Work instructions —
Your answer should be one number: how many lines of the data include the string "color"?
--- Start ---
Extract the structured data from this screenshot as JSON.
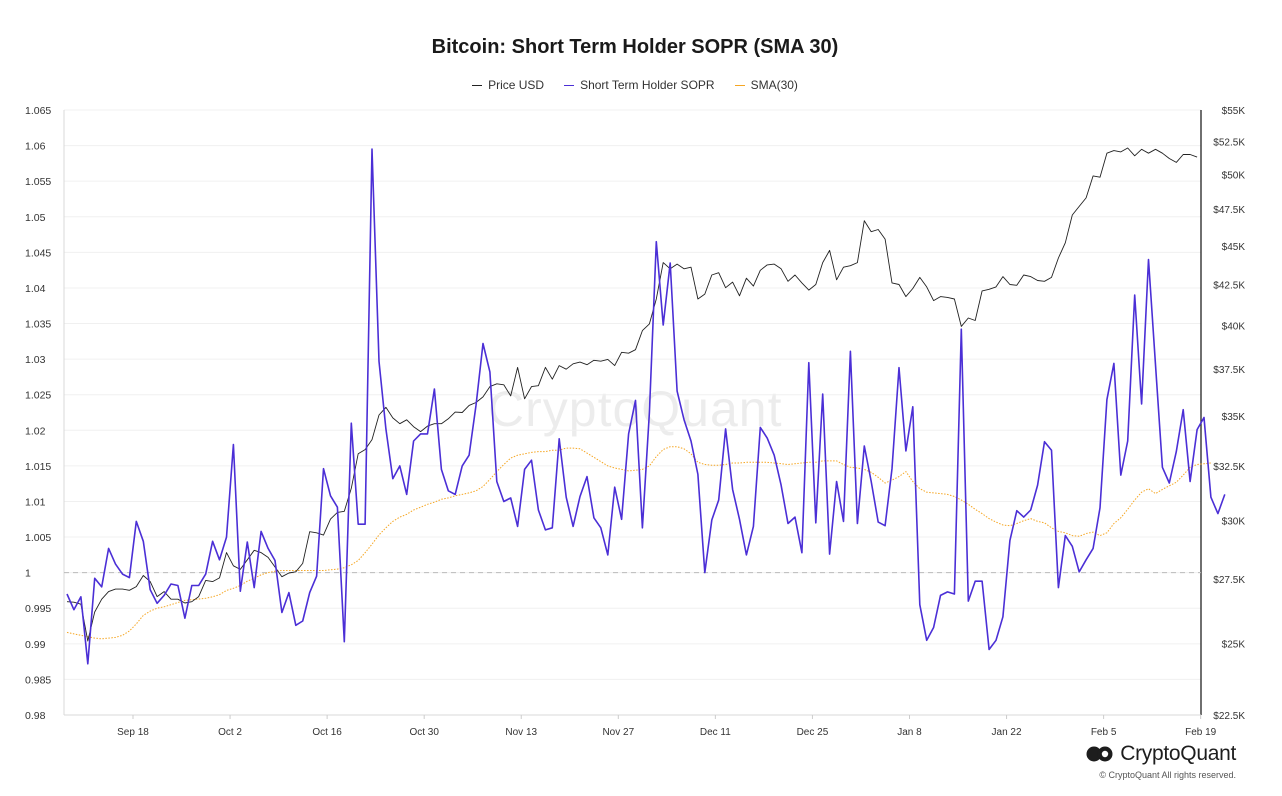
{
  "title": "Bitcoin: Short Term Holder SOPR (SMA 30)",
  "legend": [
    {
      "label": "Price USD",
      "color": "#222222"
    },
    {
      "label": "Short Term Holder SOPR",
      "color": "#4b2fd6"
    },
    {
      "label": "SMA(30)",
      "color": "#f5a623"
    }
  ],
  "brand": {
    "name": "CryptoQuant",
    "copyright": "© CryptoQuant All rights reserved.",
    "watermark": "CryptoQuant"
  },
  "chart_data": {
    "type": "line",
    "y_left": {
      "ylim": [
        0.98,
        1.065
      ],
      "ticks": [
        "0.98",
        "0.985",
        "0.99",
        "0.995",
        "1",
        "1.005",
        "1.01",
        "1.015",
        "1.02",
        "1.025",
        "1.03",
        "1.035",
        "1.04",
        "1.045",
        "1.05",
        "1.055",
        "1.06",
        "1.065"
      ]
    },
    "y_right": {
      "scale": "log",
      "ylim": [
        22500,
        55000
      ],
      "ticks": [
        "$22.5K",
        "$25K",
        "$27.5K",
        "$30K",
        "$32.5K",
        "$35K",
        "$37.5K",
        "$40K",
        "$42.5K",
        "$45K",
        "$47.5K",
        "$50K",
        "$52.5K",
        "$55K"
      ]
    },
    "x_ticks": [
      "Sep 18",
      "Oct 2",
      "Oct 16",
      "Oct 30",
      "Nov 13",
      "Nov 27",
      "Dec 11",
      "Dec 25",
      "Jan 8",
      "Jan 22",
      "Feb 5",
      "Feb 19"
    ],
    "reference_line": 1,
    "series": [
      {
        "name": "Price USD",
        "axis": "right",
        "color": "#222222",
        "values": [
          26600,
          26580,
          26500,
          25100,
          26200,
          26700,
          27000,
          27100,
          27100,
          27050,
          27200,
          27650,
          27400,
          26800,
          27000,
          26700,
          26700,
          26550,
          26600,
          26800,
          27450,
          27400,
          27550,
          28600,
          28050,
          27900,
          28300,
          28700,
          28600,
          28400,
          28000,
          27600,
          27750,
          27800,
          28150,
          29500,
          29450,
          29350,
          30050,
          30350,
          30400,
          31450,
          33100,
          33300,
          33800,
          35050,
          35450,
          34900,
          34600,
          34800,
          34450,
          34200,
          34480,
          34600,
          34600,
          34850,
          35200,
          35180,
          35550,
          35700,
          36000,
          36550,
          36700,
          36650,
          36050,
          37600,
          35900,
          36550,
          36600,
          37600,
          36950,
          37700,
          37500,
          37800,
          37900,
          37750,
          38000,
          37950,
          38050,
          37700,
          38450,
          38400,
          38600,
          39700,
          40100,
          41600,
          43900,
          43500,
          43800,
          43500,
          43600,
          41600,
          41900,
          43100,
          43250,
          42300,
          42650,
          41800,
          42900,
          42400,
          43400,
          43750,
          43800,
          43500,
          42700,
          43100,
          42600,
          42150,
          42500,
          43900,
          44700,
          42800,
          43600,
          43700,
          43900,
          46700,
          45950,
          46100,
          45450,
          42600,
          42500,
          41750,
          42250,
          42950,
          42350,
          41500,
          41750,
          41700,
          41600,
          39950,
          40450,
          40300,
          42100,
          42200,
          42350,
          43000,
          42500,
          42450,
          43100,
          43000,
          42750,
          42700,
          42950,
          44200,
          45200,
          47100,
          47700,
          48300,
          49900,
          49800,
          51600,
          51800,
          51700,
          52000,
          51400,
          51900,
          51600,
          51900,
          51600,
          51200,
          50900,
          51500,
          51500,
          51300
        ]
      },
      {
        "name": "Short Term Holder SOPR",
        "axis": "left",
        "color": "#4b2fd6",
        "values": [
          0.997,
          0.9948,
          0.9966,
          0.9872,
          0.9992,
          0.998,
          1.0034,
          1.0012,
          0.9998,
          0.9993,
          1.0072,
          1.0044,
          0.9976,
          0.9957,
          0.9968,
          0.9984,
          0.9982,
          0.9936,
          0.9982,
          0.9982,
          0.9998,
          1.0044,
          1.0018,
          1.005,
          1.018,
          0.9974,
          1.0043,
          0.9979,
          1.0058,
          1.0034,
          1.0017,
          0.9944,
          0.9972,
          0.9926,
          0.9932,
          0.9972,
          0.9995,
          1.0146,
          1.0108,
          1.0092,
          0.9903,
          1.021,
          1.0068,
          1.0068,
          1.0595,
          1.0297,
          1.0202,
          1.0132,
          1.015,
          1.011,
          1.0185,
          1.0195,
          1.0195,
          1.0258,
          1.0145,
          1.0115,
          1.011,
          1.015,
          1.0165,
          1.0235,
          1.0322,
          1.0282,
          1.0128,
          1.01,
          1.0105,
          1.0065,
          1.0145,
          1.0158,
          1.0088,
          1.006,
          1.0063,
          1.0188,
          1.0106,
          1.0065,
          1.0107,
          1.0135,
          1.0077,
          1.0063,
          1.0025,
          1.012,
          1.0075,
          1.0195,
          1.0242,
          1.0063,
          1.0225,
          1.0465,
          1.0348,
          1.0435,
          1.0255,
          1.0215,
          1.0185,
          1.0138,
          1.0,
          1.0074,
          1.0102,
          1.0202,
          1.0117,
          1.0075,
          1.0025,
          1.0065,
          1.0204,
          1.0189,
          1.0165,
          1.0123,
          1.0069,
          1.0078,
          1.0028,
          1.0295,
          1.007,
          1.0251,
          1.0026,
          1.0128,
          1.0072,
          1.0311,
          1.0069,
          1.0178,
          1.0128,
          1.0071,
          1.0066,
          1.0146,
          1.0288,
          1.0171,
          1.0233,
          0.9955,
          0.9905,
          0.9923,
          0.9968,
          0.9973,
          0.997,
          1.0342,
          0.996,
          0.9988,
          0.9988,
          0.9892,
          0.9905,
          0.9938,
          1.0045,
          1.0087,
          1.0078,
          1.0088,
          1.0123,
          1.0184,
          1.0172,
          0.9979,
          1.0052,
          1.0037,
          1.0001,
          1.0018,
          1.0034,
          1.0091,
          1.0243,
          1.0294,
          1.0137,
          1.0185,
          1.039,
          1.0237,
          1.044,
          1.0292,
          1.0148,
          1.0126,
          1.017,
          1.0229,
          1.0128,
          1.0201,
          1.0218,
          1.0106,
          1.0083,
          1.011
        ]
      },
      {
        "name": "SMA(30)",
        "axis": "left",
        "color": "#f5a623",
        "values": [
          0.9916,
          0.9914,
          0.9912,
          0.991,
          0.9908,
          0.9907,
          0.9908,
          0.9909,
          0.9912,
          0.9918,
          0.9928,
          0.994,
          0.9946,
          0.995,
          0.9952,
          0.9955,
          0.9958,
          0.9961,
          0.9962,
          0.9963,
          0.9964,
          0.9966,
          0.9969,
          0.9975,
          0.9978,
          0.9982,
          0.9988,
          0.9992,
          0.9997,
          1.0,
          1.0002,
          1.0003,
          1.0003,
          1.0003,
          1.0003,
          1.0003,
          1.0003,
          1.0003,
          1.0004,
          1.0005,
          1.0007,
          1.0011,
          1.0017,
          1.0028,
          1.004,
          1.0053,
          1.0063,
          1.0072,
          1.0078,
          1.0082,
          1.0088,
          1.0092,
          1.0096,
          1.0099,
          1.0103,
          1.0105,
          1.0108,
          1.011,
          1.0112,
          1.0115,
          1.0121,
          1.0131,
          1.0142,
          1.0152,
          1.0161,
          1.0165,
          1.0167,
          1.0169,
          1.017,
          1.017,
          1.0172,
          1.0172,
          1.0175,
          1.0175,
          1.0174,
          1.0168,
          1.0162,
          1.0156,
          1.015,
          1.0147,
          1.0145,
          1.0143,
          1.0144,
          1.0145,
          1.015,
          1.0163,
          1.0173,
          1.0177,
          1.0177,
          1.0174,
          1.0167,
          1.0155,
          1.0152,
          1.0151,
          1.0151,
          1.0152,
          1.0154,
          1.0154,
          1.0155,
          1.0155,
          1.0155,
          1.0155,
          1.0154,
          1.0153,
          1.0152,
          1.0153,
          1.0154,
          1.0155,
          1.0155,
          1.0157,
          1.0157,
          1.0157,
          1.0152,
          1.0148,
          1.0147,
          1.0145,
          1.0141,
          1.0134,
          1.0126,
          1.013,
          1.0135,
          1.0142,
          1.0128,
          1.0118,
          1.0113,
          1.0112,
          1.0111,
          1.011,
          1.0107,
          1.0102,
          1.0096,
          1.0089,
          1.0083,
          1.0076,
          1.0071,
          1.0067,
          1.0066,
          1.0069,
          1.0073,
          1.0076,
          1.0072,
          1.007,
          1.0063,
          1.0058,
          1.0056,
          1.0052,
          1.0051,
          1.0055,
          1.0057,
          1.0052,
          1.0056,
          1.0069,
          1.0077,
          1.0089,
          1.0102,
          1.0113,
          1.0118,
          1.0111,
          1.0117,
          1.0122,
          1.0127,
          1.0137,
          1.0148,
          1.0152,
          1.0153,
          1.0154
        ]
      }
    ]
  }
}
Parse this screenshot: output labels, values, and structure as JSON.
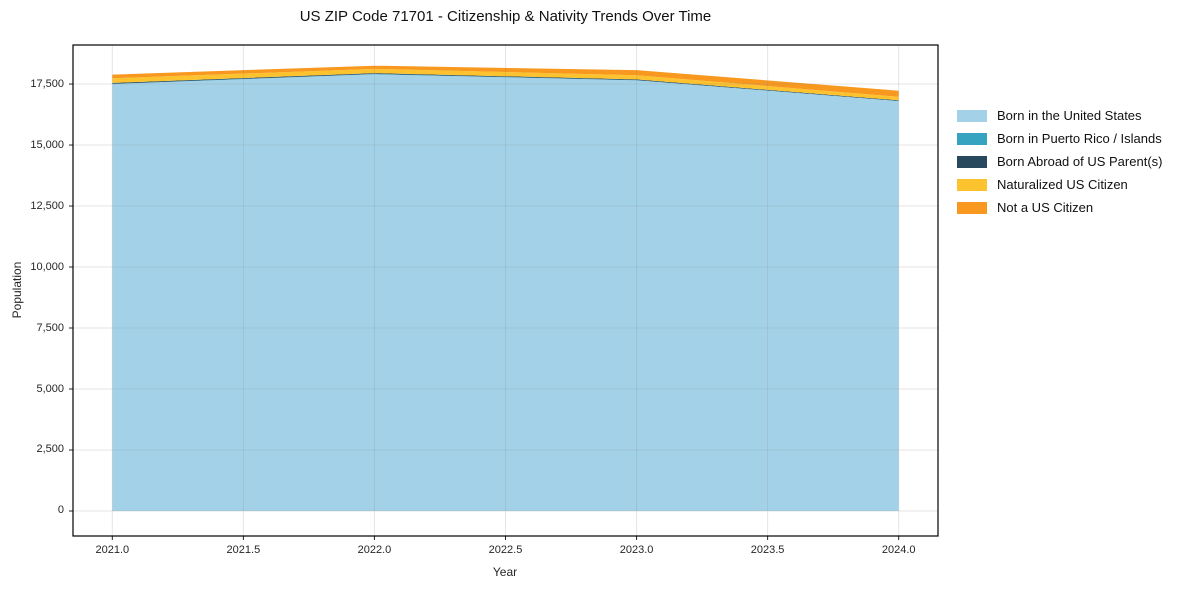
--- End ---
Correct response —
6